INPUT:
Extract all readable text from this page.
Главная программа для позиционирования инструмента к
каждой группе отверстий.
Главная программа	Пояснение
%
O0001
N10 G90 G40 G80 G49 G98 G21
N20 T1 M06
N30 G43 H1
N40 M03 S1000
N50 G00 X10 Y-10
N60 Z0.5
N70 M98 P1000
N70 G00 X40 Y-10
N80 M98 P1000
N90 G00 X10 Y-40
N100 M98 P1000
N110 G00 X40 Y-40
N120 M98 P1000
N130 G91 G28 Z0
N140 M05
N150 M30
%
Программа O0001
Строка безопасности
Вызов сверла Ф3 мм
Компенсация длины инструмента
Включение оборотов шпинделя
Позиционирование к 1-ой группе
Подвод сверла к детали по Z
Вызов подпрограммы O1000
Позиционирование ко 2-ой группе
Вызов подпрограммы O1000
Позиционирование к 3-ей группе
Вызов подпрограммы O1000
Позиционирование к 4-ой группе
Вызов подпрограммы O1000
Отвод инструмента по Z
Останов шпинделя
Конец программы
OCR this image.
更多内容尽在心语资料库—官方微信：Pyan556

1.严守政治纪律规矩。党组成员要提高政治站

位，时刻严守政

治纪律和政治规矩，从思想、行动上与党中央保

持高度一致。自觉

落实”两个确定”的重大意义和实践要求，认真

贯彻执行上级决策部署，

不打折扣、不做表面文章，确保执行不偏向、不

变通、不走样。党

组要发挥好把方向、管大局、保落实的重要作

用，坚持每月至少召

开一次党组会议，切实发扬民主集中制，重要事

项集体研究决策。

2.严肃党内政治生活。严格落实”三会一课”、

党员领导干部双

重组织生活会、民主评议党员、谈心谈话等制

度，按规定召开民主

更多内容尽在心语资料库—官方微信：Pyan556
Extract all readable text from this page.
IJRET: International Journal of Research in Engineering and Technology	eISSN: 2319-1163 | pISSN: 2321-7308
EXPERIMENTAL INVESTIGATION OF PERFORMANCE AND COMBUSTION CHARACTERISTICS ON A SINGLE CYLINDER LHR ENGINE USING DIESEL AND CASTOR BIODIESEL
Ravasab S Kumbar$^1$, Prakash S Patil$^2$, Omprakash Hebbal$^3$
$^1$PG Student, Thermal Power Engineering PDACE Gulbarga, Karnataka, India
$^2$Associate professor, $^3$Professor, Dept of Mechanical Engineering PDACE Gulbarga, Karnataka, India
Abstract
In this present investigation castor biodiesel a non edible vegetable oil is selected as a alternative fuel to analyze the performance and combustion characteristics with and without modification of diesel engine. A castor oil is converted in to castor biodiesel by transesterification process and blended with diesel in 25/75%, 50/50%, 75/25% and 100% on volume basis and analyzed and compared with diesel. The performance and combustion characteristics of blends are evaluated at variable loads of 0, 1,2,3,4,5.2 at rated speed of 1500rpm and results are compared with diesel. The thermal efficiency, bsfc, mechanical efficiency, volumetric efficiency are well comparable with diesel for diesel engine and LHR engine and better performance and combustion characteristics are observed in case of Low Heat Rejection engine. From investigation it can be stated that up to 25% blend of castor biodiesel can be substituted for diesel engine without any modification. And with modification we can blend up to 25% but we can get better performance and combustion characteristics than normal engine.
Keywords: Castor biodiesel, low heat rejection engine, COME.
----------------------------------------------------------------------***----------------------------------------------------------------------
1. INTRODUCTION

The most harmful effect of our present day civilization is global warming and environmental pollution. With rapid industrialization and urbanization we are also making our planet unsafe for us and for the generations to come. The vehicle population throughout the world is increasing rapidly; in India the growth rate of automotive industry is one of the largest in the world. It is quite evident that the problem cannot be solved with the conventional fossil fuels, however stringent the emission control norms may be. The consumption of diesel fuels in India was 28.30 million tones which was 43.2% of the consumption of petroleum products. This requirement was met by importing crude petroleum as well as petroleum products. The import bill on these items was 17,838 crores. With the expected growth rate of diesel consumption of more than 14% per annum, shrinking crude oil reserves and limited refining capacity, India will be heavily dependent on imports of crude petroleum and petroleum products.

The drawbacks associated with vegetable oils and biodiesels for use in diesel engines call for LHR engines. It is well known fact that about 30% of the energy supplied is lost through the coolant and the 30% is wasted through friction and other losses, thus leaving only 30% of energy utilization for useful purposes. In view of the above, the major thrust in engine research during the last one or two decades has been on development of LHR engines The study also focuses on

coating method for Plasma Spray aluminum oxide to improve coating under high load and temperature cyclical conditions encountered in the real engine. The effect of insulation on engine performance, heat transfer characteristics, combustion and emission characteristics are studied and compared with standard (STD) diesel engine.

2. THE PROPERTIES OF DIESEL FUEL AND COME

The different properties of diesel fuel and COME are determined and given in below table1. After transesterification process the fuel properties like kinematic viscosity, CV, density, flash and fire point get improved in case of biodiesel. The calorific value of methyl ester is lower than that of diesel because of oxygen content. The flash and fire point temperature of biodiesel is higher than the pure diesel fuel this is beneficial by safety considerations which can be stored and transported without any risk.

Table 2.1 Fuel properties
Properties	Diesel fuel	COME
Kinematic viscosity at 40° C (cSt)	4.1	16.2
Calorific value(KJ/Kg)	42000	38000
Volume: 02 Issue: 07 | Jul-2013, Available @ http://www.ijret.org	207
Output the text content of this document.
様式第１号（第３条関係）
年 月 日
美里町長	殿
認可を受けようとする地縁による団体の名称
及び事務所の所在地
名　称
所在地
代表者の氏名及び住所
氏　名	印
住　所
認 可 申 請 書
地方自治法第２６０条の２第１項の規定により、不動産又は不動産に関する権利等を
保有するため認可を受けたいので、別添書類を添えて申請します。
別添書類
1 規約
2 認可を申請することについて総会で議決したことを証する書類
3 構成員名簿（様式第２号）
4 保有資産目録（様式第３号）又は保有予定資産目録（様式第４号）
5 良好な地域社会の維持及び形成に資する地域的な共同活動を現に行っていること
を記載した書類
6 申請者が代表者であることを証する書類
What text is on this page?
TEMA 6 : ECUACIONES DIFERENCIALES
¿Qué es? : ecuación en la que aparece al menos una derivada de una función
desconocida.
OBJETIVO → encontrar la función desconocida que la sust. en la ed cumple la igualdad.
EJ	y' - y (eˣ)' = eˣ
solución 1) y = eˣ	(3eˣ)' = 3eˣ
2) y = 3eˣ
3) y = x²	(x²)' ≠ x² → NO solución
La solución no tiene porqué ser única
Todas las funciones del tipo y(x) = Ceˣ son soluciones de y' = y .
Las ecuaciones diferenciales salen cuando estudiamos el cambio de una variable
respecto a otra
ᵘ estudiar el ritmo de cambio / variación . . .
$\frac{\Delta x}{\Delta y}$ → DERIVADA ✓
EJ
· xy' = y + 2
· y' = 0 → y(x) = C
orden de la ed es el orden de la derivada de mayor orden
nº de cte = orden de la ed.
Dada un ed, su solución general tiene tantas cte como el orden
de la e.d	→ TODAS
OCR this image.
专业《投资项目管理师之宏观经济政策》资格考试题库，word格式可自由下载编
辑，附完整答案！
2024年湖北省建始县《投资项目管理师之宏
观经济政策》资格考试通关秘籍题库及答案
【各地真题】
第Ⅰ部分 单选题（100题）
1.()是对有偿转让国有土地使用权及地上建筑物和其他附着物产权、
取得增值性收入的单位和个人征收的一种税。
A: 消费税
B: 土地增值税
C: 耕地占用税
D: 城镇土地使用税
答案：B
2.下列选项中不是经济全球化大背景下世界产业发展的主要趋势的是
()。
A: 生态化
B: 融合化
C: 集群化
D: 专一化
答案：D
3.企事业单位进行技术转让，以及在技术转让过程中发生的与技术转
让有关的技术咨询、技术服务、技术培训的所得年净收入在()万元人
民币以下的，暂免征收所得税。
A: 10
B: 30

EXERCISE DIRECTIONS: Copy every line verbatim.

RESPONSE:
Extract all readable text from this page.
Главная программа для позиционирования инструмента к
каждой группе отверстий.
Главная программа	Пояснение
%
O0001
N10 G90 G40 G80 G49 G98 G21
N20 T1 M06
N30 G43 H1
N40 M03 S1000
N50 G00 X10 Y-10
N60 Z0.5
N70 M98 P1000
N70 G00 X40 Y-10
N80 M98 P1000
N90 G00 X10 Y-40
N100 M98 P1000
N110 G00 X40 Y-40
N120 M98 P1000
N130 G91 G28 Z0
N140 M05
N150 M30
%
Программа O0001
Строка безопасности
Вызов сверла Ф3 мм
Компенсация длины инструмента
Включение оборотов шпинделя
Позиционирование к 1-ой группе
Подвод сверла к детали по Z
Вызов подпрограммы O1000
Позиционирование ко 2-ой группе
Вызов подпрограммы O1000
Позиционирование к 3-ей группе
Вызов подпрограммы O1000
Позиционирование к 4-ой группе
Вызов подпрограммы O1000
Отвод инструмента по Z
Останов шпинделя
Конец программы
OCR this image.
更多内容尽在心语资料库—官方微信：Pyan556

1.严守政治纪律规矩。党组成员要提高政治站

位，时刻严守政

治纪律和政治规矩，从思想、行动上与党中央保

持高度一致。自觉

落实”两个确定”的重大意义和实践要求，认真

贯彻执行上级决策部署，

不打折扣、不做表面文章，确保执行不偏向、不

变通、不走样。党

组要发挥好把方向、管大局、保落实的重要作

用，坚持每月至少召

开一次党组会议，切实发扬民主集中制，重要事

项集体研究决策。

2.严肃党内政治生活。严格落实”三会一课”、

党员领导干部双

重组织生活会、民主评议党员、谈心谈话等制

度，按规定召开民主

更多内容尽在心语资料库—官方微信：Pyan556
Extract all readable text from this page.
IJRET: International Journal of Research in Engineering and Technology	eISSN: 2319-1163 | pISSN: 2321-7308
EXPERIMENTAL INVESTIGATION OF PERFORMANCE AND COMBUSTION CHARACTERISTICS ON A SINGLE CYLINDER LHR ENGINE USING DIESEL AND CASTOR BIODIESEL
Ravasab S Kumbar$^1$, Prakash S Patil$^2$, Omprakash Hebbal$^3$
$^1$PG Student, Thermal Power Engineering PDACE Gulbarga, Karnataka, India
$^2$Associate professor, $^3$Professor, Dept of Mechanical Engineering PDACE Gulbarga, Karnataka, India
Abstract
In this present investigation castor biodiesel a non edible vegetable oil is selected as a alternative fuel to analyze the performance and combustion characteristics with and without modification of diesel engine. A castor oil is converted in to castor biodiesel by transesterification process and blended with diesel in 25/75%, 50/50%, 75/25% and 100% on volume basis and analyzed and compared with diesel. The performance and combustion characteristics of blends are evaluated at variable loads of 0, 1,2,3,4,5.2 at rated speed of 1500rpm and results are compared with diesel. The thermal efficiency, bsfc, mechanical efficiency, volumetric efficiency are well comparable with diesel for diesel engine and LHR engine and better performance and combustion characteristics are observed in case of Low Heat Rejection engine. From investigation it can be stated that up to 25% blend of castor biodiesel can be substituted for diesel engine without any modification. And with modification we can blend up to 25% but we can get better performance and combustion characteristics than normal engine.
Keywords: Castor biodiesel, low heat rejection engine, COME.
----------------------------------------------------------------------***----------------------------------------------------------------------
1. INTRODUCTION

The most harmful effect of our present day civilization is global warming and environmental pollution. With rapid industrialization and urbanization we are also making our planet unsafe for us and for the generations to come. The vehicle population throughout the world is increasing rapidly; in India the growth rate of automotive industry is one of the largest in the world. It is quite evident that the problem cannot be solved with the conventional fossil fuels, however stringent the emission control norms may be. The consumption of diesel fuels in India was 28.30 million tones which was 43.2% of the consumption of petroleum products. This requirement was met by importing crude petroleum as well as petroleum products. The import bill on these items was 17,838 crores. With the expected growth rate of diesel consumption of more than 14% per annum, shrinking crude oil reserves and limited refining capacity, India will be heavily dependent on imports of crude petroleum and petroleum products.

The drawbacks associated with vegetable oils and biodiesels for use in diesel engines call for LHR engines. It is well known fact that about 30% of the energy supplied is lost through the coolant and the 30% is wasted through friction and other losses, thus leaving only 30% of energy utilization for useful purposes. In view of the above, the major thrust in engine research during the last one or two decades has been on development of LHR engines The study also focuses on

coating method for Plasma Spray aluminum oxide to improve coating under high load and temperature cyclical conditions encountered in the real engine. The effect of insulation on engine performance, heat transfer characteristics, combustion and emission characteristics are studied and compared with standard (STD) diesel engine.

2. THE PROPERTIES OF DIESEL FUEL AND COME

The different properties of diesel fuel and COME are determined and given in below table1. After transesterification process the fuel properties like kinematic viscosity, CV, density, flash and fire point get improved in case of biodiesel. The calorific value of methyl ester is lower than that of diesel because of oxygen content. The flash and fire point temperature of biodiesel is higher than the pure diesel fuel this is beneficial by safety considerations which can be stored and transported without any risk.

Table 2.1 Fuel properties
Properties	Diesel fuel	COME
Kinematic viscosity at 40° C (cSt)	4.1	16.2
Calorific value(KJ/Kg)	42000	38000
Volume: 02 Issue: 07 | Jul-2013, Available @ http://www.ijret.org	207
Output the text content of this document.
様式第１号（第３条関係）
年 月 日
美里町長	殿
認可を受けようとする地縁による団体の名称
及び事務所の所在地
名　称
所在地
代表者の氏名及び住所
氏　名	印
住　所
認 可 申 請 書
地方自治法第２６０条の２第１項の規定により、不動産又は不動産に関する権利等を
保有するため認可を受けたいので、別添書類を添えて申請します。
別添書類
1 規約
2 認可を申請することについて総会で議決したことを証する書類
3 構成員名簿（様式第２号）
4 保有資産目録（様式第３号）又は保有予定資産目録（様式第４号）
5 良好な地域社会の維持及び形成に資する地域的な共同活動を現に行っていること
を記載した書類
6 申請者が代表者であることを証する書類
What text is on this page?
TEMA 6 : ECUACIONES DIFERENCIALES
¿Qué es? : ecuación en la que aparece al menos una derivada de una función
desconocida.
OBJETIVO → encontrar la función desconocida que la sust. en la ed cumple la igualdad.
EJ	y' - y (eˣ)' = eˣ
solución 1) y = eˣ	(3eˣ)' = 3eˣ
2) y = 3eˣ
3) y = x²	(x²)' ≠ x² → NO solución
La solución no tiene porqué ser única
Todas las funciones del tipo y(x) = Ceˣ son soluciones de y' = y .
Las ecuaciones diferenciales salen cuando estudiamos el cambio de una variable
respecto a otra
ᵘ estudiar el ritmo de cambio / variación . . .
$\frac{\Delta x}{\Delta y}$ → DERIVADA ✓
EJ
· xy' = y + 2
· y' = 0 → y(x) = C
orden de la ed es el orden de la derivada de mayor orden
nº de cte = orden de la ed.
Dada un ed, su solución general tiene tantas cte como el orden
de la e.d	→ TODAS
OCR this image.
专业《投资项目管理师之宏观经济政策》资格考试题库，word格式可自由下载编
辑，附完整答案！
2024年湖北省建始县《投资项目管理师之宏
观经济政策》资格考试通关秘籍题库及答案
【各地真题】
第Ⅰ部分 单选题（100题）
1.()是对有偿转让国有土地使用权及地上建筑物和其他附着物产权、
取得增值性收入的单位和个人征收的一种税。
A: 消费税
B: 土地增值税
C: 耕地占用税
D: 城镇土地使用税
答案：B
2.下列选项中不是经济全球化大背景下世界产业发展的主要趋势的是
()。
A: 生态化
B: 融合化
C: 集群化
D: 专一化
答案：D
3.企事业单位进行技术转让，以及在技术转让过程中发生的与技术转
让有关的技术咨询、技术服务、技术培训的所得年净收入在()万元人
民币以下的，暂免征收所得税。
A: 10
B: 30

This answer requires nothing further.